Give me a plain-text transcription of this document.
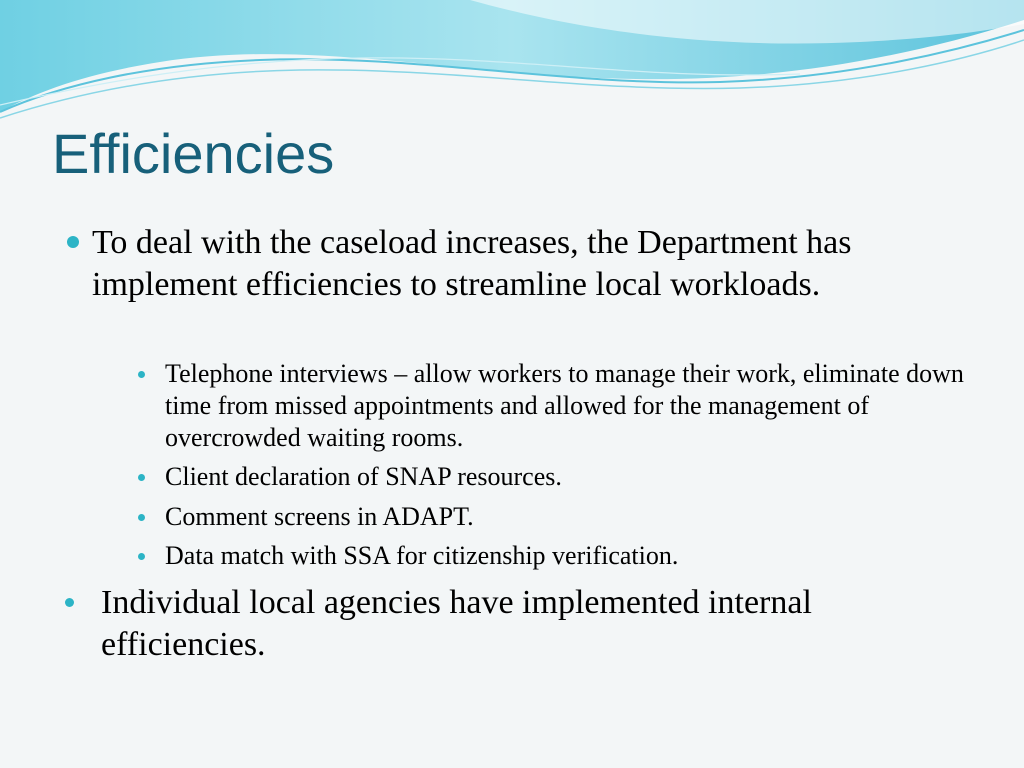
Efficiencies
To deal with the caseload increases, the Department has implement efficiencies to streamline local workloads.
Telephone interviews – allow workers to manage their work, eliminate down time from missed appointments and allowed for the management of overcrowded waiting rooms.
Client declaration of SNAP resources.
Comment screens in ADAPT.
Data match with SSA for citizenship verification.
Individual local agencies have implemented internal efficiencies.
★ ★ ★
## GOAL
Make a verbatim copy of all the entries and strip out the pictures.

## RIGHT ANSWER
Give me a plain-text transcription of this document.
Efficiencies
To deal with the caseload increases, the Department has implement efficiencies to streamline local workloads.
Telephone interviews – allow workers to manage their work, eliminate down time from missed appointments and allowed for the management of overcrowded waiting rooms.
Client declaration of SNAP resources.
Comment screens in ADAPT.
Data match with SSA for citizenship verification.
Individual local agencies have implemented internal efficiencies.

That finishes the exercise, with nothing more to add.